Brief
Each line of the data that includes the string "have" is to be copied out.

Dataset records
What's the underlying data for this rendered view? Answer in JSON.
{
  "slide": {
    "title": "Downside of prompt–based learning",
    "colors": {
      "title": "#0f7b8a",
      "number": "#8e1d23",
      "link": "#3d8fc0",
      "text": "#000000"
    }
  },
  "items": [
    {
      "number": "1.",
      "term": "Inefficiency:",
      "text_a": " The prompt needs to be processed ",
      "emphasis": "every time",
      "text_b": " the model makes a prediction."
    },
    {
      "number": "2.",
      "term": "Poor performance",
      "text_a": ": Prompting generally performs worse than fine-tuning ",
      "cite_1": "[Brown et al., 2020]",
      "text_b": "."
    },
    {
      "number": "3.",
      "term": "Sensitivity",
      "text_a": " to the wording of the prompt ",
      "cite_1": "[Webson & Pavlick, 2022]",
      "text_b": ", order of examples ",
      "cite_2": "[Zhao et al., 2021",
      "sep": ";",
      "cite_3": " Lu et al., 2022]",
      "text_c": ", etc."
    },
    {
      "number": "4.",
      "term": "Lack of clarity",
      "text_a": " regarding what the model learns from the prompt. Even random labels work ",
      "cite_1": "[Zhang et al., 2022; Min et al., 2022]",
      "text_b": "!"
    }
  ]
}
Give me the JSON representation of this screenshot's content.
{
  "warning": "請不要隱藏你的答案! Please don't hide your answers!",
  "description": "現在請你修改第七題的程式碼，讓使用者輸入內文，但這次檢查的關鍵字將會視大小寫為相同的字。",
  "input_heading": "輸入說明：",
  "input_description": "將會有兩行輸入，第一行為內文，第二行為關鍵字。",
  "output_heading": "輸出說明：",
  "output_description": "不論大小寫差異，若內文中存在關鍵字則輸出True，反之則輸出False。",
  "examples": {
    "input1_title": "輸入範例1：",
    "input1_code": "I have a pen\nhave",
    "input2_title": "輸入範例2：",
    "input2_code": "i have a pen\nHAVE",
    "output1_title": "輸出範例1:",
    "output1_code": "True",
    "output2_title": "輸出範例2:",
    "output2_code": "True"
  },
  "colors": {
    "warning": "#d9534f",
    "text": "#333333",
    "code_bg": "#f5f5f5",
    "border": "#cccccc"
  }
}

Exercise solution
    "input1_code": "I have a pen\nhave",
    "input2_code": "i have a pen\nHAVE",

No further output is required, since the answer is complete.